[Stored data entries]

— Start —

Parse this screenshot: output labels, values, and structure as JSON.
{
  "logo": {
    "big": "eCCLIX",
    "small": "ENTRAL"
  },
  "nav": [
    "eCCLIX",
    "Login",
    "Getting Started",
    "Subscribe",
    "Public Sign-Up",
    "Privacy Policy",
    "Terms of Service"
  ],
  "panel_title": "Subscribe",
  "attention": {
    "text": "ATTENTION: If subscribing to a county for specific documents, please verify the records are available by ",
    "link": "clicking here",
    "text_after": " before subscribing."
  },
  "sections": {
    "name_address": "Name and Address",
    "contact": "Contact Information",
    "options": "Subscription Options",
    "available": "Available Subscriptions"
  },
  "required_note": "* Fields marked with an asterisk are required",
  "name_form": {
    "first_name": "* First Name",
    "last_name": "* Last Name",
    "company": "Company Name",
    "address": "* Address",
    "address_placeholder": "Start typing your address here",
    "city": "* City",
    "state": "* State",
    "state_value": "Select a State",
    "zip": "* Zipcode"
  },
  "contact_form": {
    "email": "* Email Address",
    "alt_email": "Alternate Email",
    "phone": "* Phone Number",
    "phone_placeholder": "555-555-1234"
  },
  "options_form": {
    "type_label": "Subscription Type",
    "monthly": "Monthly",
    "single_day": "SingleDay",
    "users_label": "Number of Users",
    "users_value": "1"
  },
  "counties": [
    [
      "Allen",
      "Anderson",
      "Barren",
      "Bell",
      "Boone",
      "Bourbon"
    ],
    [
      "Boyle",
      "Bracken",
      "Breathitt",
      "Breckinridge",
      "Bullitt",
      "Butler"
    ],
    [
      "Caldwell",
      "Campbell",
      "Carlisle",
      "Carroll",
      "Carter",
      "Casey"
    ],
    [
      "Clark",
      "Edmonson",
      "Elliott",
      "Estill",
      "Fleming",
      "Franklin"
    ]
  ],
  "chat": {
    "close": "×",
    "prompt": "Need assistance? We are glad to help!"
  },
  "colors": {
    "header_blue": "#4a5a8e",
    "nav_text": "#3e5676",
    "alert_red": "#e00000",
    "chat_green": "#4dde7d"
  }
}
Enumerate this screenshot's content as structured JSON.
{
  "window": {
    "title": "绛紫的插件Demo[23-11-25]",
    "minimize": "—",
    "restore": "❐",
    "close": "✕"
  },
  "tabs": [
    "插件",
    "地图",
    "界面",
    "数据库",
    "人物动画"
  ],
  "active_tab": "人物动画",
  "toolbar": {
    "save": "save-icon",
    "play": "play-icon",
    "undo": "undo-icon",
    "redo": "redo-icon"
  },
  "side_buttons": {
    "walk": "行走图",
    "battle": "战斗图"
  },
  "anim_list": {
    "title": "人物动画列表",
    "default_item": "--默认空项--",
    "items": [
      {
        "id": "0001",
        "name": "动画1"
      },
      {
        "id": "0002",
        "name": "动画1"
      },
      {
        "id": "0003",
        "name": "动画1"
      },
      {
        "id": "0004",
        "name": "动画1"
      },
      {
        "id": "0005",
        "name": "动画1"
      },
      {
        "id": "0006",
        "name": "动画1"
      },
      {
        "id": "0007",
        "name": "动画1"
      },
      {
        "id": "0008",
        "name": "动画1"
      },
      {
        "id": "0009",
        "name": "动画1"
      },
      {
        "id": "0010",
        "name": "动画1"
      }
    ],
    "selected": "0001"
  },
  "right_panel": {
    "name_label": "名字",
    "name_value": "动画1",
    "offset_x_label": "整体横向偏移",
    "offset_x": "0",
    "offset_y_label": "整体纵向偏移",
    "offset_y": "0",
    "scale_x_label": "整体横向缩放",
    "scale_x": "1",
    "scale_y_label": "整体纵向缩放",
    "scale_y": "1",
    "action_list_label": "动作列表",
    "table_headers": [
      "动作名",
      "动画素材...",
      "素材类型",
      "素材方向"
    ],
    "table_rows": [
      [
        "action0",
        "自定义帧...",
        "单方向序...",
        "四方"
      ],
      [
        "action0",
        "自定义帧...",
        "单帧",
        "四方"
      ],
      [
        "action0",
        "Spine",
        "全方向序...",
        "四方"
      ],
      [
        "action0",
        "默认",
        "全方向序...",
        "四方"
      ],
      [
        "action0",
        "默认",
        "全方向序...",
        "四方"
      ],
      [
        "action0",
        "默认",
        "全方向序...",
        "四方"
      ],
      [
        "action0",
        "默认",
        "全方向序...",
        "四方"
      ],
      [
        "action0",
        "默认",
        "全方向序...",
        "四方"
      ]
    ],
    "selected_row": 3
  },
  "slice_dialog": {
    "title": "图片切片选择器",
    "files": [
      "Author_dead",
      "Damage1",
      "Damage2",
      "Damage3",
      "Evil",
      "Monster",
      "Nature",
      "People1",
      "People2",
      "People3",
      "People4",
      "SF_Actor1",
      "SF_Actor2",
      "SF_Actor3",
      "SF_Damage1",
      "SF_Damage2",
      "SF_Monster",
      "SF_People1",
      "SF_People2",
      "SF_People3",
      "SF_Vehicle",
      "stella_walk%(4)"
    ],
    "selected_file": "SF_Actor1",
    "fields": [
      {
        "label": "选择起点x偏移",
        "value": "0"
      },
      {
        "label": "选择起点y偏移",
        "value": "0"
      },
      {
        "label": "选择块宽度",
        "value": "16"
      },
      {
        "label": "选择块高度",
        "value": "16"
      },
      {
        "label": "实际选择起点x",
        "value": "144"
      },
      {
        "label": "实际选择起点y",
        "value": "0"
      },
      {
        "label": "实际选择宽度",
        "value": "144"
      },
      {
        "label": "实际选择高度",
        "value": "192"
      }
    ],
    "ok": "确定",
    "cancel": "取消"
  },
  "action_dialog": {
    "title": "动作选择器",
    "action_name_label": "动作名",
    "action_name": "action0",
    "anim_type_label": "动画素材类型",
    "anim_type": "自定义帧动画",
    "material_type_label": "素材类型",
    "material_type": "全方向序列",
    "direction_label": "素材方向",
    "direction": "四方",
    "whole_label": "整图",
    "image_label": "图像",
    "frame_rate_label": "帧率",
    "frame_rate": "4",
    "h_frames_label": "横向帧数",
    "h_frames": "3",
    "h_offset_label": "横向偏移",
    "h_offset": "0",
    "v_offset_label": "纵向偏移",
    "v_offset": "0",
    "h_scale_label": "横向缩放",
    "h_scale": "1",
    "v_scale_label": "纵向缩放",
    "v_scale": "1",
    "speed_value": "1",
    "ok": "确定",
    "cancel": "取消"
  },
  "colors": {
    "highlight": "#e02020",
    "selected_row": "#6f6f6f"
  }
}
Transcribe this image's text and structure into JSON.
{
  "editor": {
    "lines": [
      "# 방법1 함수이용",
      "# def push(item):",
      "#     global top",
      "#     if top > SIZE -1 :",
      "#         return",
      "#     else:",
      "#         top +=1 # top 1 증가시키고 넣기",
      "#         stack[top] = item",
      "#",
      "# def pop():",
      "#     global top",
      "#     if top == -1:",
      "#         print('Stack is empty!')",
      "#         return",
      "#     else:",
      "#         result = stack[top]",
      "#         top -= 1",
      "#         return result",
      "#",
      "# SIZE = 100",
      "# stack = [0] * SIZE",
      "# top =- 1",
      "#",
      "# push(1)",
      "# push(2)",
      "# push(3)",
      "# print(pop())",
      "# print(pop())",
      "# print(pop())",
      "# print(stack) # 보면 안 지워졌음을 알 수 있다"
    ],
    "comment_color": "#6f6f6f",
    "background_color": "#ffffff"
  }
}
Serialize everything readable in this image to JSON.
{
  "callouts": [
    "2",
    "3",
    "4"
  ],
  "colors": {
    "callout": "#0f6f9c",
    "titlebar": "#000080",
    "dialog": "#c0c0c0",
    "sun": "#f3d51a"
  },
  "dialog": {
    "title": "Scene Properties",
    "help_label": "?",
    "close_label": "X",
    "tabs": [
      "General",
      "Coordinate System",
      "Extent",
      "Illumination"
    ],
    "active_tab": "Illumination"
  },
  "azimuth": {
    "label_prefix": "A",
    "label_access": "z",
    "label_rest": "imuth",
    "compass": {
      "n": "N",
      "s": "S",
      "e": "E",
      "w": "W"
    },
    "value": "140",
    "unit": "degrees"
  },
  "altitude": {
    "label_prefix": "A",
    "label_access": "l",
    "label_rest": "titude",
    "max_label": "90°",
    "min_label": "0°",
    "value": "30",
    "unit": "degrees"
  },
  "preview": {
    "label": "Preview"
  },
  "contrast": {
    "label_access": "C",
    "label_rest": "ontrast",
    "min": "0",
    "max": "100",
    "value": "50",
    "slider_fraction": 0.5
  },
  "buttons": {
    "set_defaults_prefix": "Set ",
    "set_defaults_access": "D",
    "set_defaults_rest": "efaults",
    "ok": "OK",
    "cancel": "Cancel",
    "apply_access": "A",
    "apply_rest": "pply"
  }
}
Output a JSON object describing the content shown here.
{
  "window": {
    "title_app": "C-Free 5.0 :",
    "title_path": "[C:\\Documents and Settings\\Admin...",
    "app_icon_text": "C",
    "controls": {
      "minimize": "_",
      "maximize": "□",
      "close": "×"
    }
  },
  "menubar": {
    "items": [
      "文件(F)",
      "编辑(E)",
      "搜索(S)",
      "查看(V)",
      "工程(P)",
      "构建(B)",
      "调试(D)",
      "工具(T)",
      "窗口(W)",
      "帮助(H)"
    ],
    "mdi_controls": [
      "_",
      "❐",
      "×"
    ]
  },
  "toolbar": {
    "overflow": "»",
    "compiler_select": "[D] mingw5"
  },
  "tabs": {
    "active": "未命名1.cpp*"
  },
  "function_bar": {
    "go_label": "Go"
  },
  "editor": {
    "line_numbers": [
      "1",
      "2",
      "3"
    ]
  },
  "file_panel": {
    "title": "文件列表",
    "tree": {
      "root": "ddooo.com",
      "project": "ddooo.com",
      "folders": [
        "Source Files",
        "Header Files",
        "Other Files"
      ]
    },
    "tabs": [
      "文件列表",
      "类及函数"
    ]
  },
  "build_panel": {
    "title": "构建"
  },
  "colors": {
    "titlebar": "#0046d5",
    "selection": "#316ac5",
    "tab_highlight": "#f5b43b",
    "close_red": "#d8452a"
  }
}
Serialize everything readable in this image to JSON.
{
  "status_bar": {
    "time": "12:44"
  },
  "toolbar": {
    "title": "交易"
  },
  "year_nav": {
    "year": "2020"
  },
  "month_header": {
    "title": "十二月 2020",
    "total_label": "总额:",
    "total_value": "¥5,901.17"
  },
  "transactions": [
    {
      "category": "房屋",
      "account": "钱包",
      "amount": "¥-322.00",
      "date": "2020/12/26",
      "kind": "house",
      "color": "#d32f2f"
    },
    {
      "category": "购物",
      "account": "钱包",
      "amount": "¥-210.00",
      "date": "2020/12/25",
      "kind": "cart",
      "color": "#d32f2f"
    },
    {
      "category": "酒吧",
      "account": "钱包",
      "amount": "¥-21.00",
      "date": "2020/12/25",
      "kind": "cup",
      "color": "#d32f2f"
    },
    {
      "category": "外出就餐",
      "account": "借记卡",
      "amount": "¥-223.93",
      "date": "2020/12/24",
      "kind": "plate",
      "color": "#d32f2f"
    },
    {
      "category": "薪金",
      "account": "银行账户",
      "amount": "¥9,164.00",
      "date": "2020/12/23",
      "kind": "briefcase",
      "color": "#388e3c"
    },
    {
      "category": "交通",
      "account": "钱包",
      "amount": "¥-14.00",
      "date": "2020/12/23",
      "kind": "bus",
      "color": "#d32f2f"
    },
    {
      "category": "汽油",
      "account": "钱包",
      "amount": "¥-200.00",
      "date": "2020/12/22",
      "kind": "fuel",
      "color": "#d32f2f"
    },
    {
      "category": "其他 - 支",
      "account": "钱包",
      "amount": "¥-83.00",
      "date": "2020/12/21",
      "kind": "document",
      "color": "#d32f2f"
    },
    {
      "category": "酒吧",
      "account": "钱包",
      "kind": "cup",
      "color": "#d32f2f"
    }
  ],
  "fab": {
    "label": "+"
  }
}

— End —

### Work required
In the material above, show every line where the word "Illumination" turns up.

### The solution
      "Illumination"
    "active_tab": "Illumination"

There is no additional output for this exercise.